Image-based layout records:
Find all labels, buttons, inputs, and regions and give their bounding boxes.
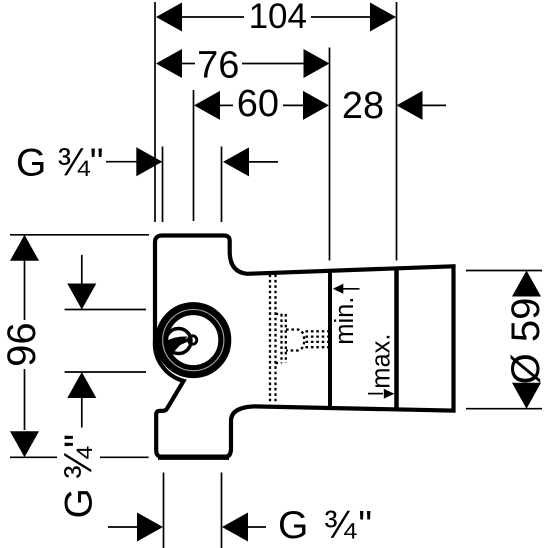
leader tail left port upper <box>81 255 83 285</box>
dimension line 76 right segment <box>242 63 305 65</box>
arrowhead left port lower <box>67 372 96 398</box>
leg bottom edge reinforcement <box>158 455 229 460</box>
max finished-wall divider line <box>394 267 399 409</box>
svg-text:max.: max. <box>368 334 396 389</box>
extension line 96 bottom left segment <box>10 456 57 458</box>
svg-text:76: 76 <box>197 44 239 86</box>
dimension line 60 right segment <box>283 104 305 106</box>
min finished-wall divider line <box>328 269 332 407</box>
hidden spindle cup dashed outline <box>286 330 304 351</box>
svg-text:Ø 59: Ø 59 <box>504 298 548 385</box>
arrowhead 96 bottom <box>10 431 39 457</box>
hidden spindle housing left dashed line <box>269 275 271 404</box>
hidden spindle housing right dashed line <box>274 275 276 404</box>
hidden spindle hub left dashed line <box>280 314 282 363</box>
leader tail bottom port left <box>108 526 139 528</box>
svg-text:60: 60 <box>237 83 279 125</box>
dimension line 104 right segment <box>311 16 372 18</box>
spindle spline dashed row 4 <box>306 346 330 348</box>
max arrowhead <box>384 389 395 399</box>
arrowhead dia 59 top <box>512 271 541 297</box>
arrowhead G 3/4 top leader <box>136 147 162 176</box>
arrowhead 104 right <box>370 3 396 32</box>
hidden spindle hub top dashed cap <box>276 313 282 315</box>
dimension line 104 left segment <box>180 16 244 18</box>
extension line bottom port right <box>221 473 223 548</box>
extension line 96 top <box>10 234 149 236</box>
leader tail top port right arrow <box>248 161 278 163</box>
spindle spline dashed row 3 <box>306 341 330 343</box>
hidden spindle hub right dashed line <box>285 314 287 363</box>
dimension 28 right tail <box>421 104 446 106</box>
dimension line 76 left segment <box>180 63 195 65</box>
extension line dia 59 bottom <box>466 408 542 410</box>
arrowhead 96 top <box>10 235 39 261</box>
extension line top port left <box>162 147 164 223</box>
arrowhead 76 right <box>304 49 330 78</box>
svg-text:28: 28 <box>342 85 384 127</box>
arrowhead 60 right <box>303 91 329 120</box>
min arrowhead <box>333 284 344 294</box>
extension line top port right <box>221 147 223 223</box>
dimension line 96 upper segment <box>24 259 26 320</box>
ring hairline separation <box>163 310 224 371</box>
leader tail left port lower <box>81 396 83 428</box>
arrowhead 104 left <box>156 3 182 32</box>
arrowhead 60 left <box>194 91 220 120</box>
extension line left port top <box>65 309 146 311</box>
valve spindle boss ring <box>162 309 225 372</box>
valve body outline (wall bracket, neck, escutcheon cone) <box>155 236 454 457</box>
svg-text:G ¾": G ¾" <box>57 435 100 519</box>
spindle spline dashed row 1 <box>306 330 330 332</box>
spindle lever bar <box>170 338 193 348</box>
svg-text:G ¾": G ¾" <box>16 141 104 184</box>
arrowhead bottom port left <box>137 513 163 542</box>
spindle knob circle <box>188 336 196 344</box>
svg-text:96: 96 <box>0 322 44 367</box>
svg-text:min.: min. <box>331 297 359 345</box>
arrowhead 28 right <box>397 91 423 120</box>
extension line dia 59 top <box>466 270 542 272</box>
arrowhead bottom port right <box>222 513 248 542</box>
spindle spline dashed row 2 <box>306 335 330 337</box>
extension line min wall <box>329 48 331 261</box>
extension line max wall <box>396 2 398 261</box>
arrowhead top port right <box>223 147 249 176</box>
arrowhead dia 59 bottom <box>512 383 541 409</box>
arrowhead left port upper <box>67 284 96 310</box>
extension line 96 bottom right segment <box>100 456 149 458</box>
arrowhead 76 left <box>156 49 182 78</box>
svg-text:104: 104 <box>249 0 307 36</box>
spindle circle <box>166 329 191 354</box>
extension line bottom port left <box>163 473 165 548</box>
dimension line 96 lower segment <box>24 369 26 430</box>
max arrow tail <box>368 393 383 395</box>
min arrow tail <box>343 288 360 290</box>
svg-text:G ¾": G ¾" <box>278 504 374 547</box>
spindle lever wedge <box>167 337 188 353</box>
hidden spindle hub bottom dashed cap <box>276 362 282 364</box>
leader line G 3/4 top <box>106 161 137 163</box>
dimension line 60 left segment <box>218 104 233 106</box>
extension line body left edge <box>154 2 156 222</box>
extension line left port bottom <box>65 371 146 373</box>
extension line port axis <box>193 90 195 221</box>
leader tail bottom port right <box>247 526 266 528</box>
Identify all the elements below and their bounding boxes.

▸ **The request**: Copy out every line of the records above word for word, leaving out the pictures.

▸ **Result of the task**:
Find all labels, buttons, inputs, and regions and give their bounding boxes.
leader tail left port upper <box>81 255 83 285</box>
dimension line 76 right segment <box>242 63 305 65</box>
arrowhead left port lower <box>67 372 96 398</box>
leg bottom edge reinforcement <box>158 455 229 460</box>
max finished-wall divider line <box>394 267 399 409</box>
svg-text:max.: max. <box>368 334 396 389</box>
extension line 96 bottom left segment <box>10 456 57 458</box>
svg-text:76: 76 <box>197 44 239 86</box>
dimension line 60 right segment <box>283 104 305 106</box>
min finished-wall divider line <box>328 269 332 407</box>
hidden spindle cup dashed outline <box>286 330 304 351</box>
svg-text:Ø 59: Ø 59 <box>504 298 548 385</box>
arrowhead 96 bottom <box>10 431 39 457</box>
hidden spindle housing left dashed line <box>269 275 271 404</box>
hidden spindle housing right dashed line <box>274 275 276 404</box>
hidden spindle hub left dashed line <box>280 314 282 363</box>
leader tail bottom port left <box>108 526 139 528</box>
svg-text:60: 60 <box>237 83 279 125</box>
dimension line 104 right segment <box>311 16 372 18</box>
spindle spline dashed row 4 <box>306 346 330 348</box>
max arrowhead <box>384 389 395 399</box>
arrowhead dia 59 top <box>512 271 541 297</box>
arrowhead G 3/4 top leader <box>136 147 162 176</box>
arrowhead 104 right <box>370 3 396 32</box>
hidden spindle hub top dashed cap <box>276 313 282 315</box>
dimension line 104 left segment <box>180 16 244 18</box>
extension line bottom port right <box>221 473 223 548</box>
extension line 96 top <box>10 234 149 236</box>
leader tail top port right arrow <box>248 161 278 163</box>
spindle spline dashed row 3 <box>306 341 330 343</box>
hidden spindle hub right dashed line <box>285 314 287 363</box>
dimension 28 right tail <box>421 104 446 106</box>
dimension line 76 left segment <box>180 63 195 65</box>
extension line dia 59 bottom <box>466 408 542 410</box>
arrowhead 96 top <box>10 235 39 261</box>
extension line top port left <box>162 147 164 223</box>
arrowhead 76 right <box>304 49 330 78</box>
svg-text:28: 28 <box>342 85 384 127</box>
arrowhead 60 right <box>303 91 329 120</box>
min arrowhead <box>333 284 344 294</box>
extension line top port right <box>221 147 223 223</box>
dimension line 96 upper segment <box>24 259 26 320</box>
ring hairline separation <box>163 310 224 371</box>
leader tail left port lower <box>81 396 83 428</box>
arrowhead 104 left <box>156 3 182 32</box>
arrowhead 60 left <box>194 91 220 120</box>
extension line left port top <box>65 309 146 311</box>
valve spindle boss ring <box>162 309 225 372</box>
valve body outline (wall bracket, neck, escutcheon cone) <box>155 236 454 457</box>
svg-text:G ¾": G ¾" <box>57 435 100 519</box>
spindle spline dashed row 1 <box>306 330 330 332</box>
spindle lever bar <box>170 338 193 348</box>
svg-text:G ¾": G ¾" <box>16 141 104 184</box>
arrowhead bottom port left <box>137 513 163 542</box>
spindle knob circle <box>188 336 196 344</box>
svg-text:96: 96 <box>0 322 44 367</box>
svg-text:min.: min. <box>331 297 359 345</box>
arrowhead 28 right <box>397 91 423 120</box>
extension line dia 59 top <box>466 270 542 272</box>
arrowhead bottom port right <box>222 513 248 542</box>
spindle spline dashed row 2 <box>306 335 330 337</box>
extension line min wall <box>329 48 331 261</box>
extension line max wall <box>396 2 398 261</box>
arrowhead top port right <box>223 147 249 176</box>
arrowhead dia 59 bottom <box>512 383 541 409</box>
arrowhead left port upper <box>67 284 96 310</box>
extension line 96 bottom right segment <box>100 456 149 458</box>
arrowhead 76 left <box>156 49 182 78</box>
svg-text:104: 104 <box>249 0 307 36</box>
spindle circle <box>166 329 191 354</box>
extension line bottom port left <box>163 473 165 548</box>
dimension line 96 lower segment <box>24 369 26 430</box>
max arrow tail <box>368 393 383 395</box>
min arrow tail <box>343 288 360 290</box>
svg-text:G ¾": G ¾" <box>278 504 374 547</box>
spindle lever wedge <box>167 337 188 353</box>
hidden spindle hub bottom dashed cap <box>276 362 282 364</box>
leader line G 3/4 top <box>106 161 137 163</box>
dimension line 60 left segment <box>218 104 233 106</box>
extension line body left edge <box>154 2 156 222</box>
extension line left port bottom <box>65 371 146 373</box>
extension line port axis <box>193 90 195 221</box>
leader tail bottom port right <box>247 526 266 528</box>
Identify all the elements below and their bounding boxes.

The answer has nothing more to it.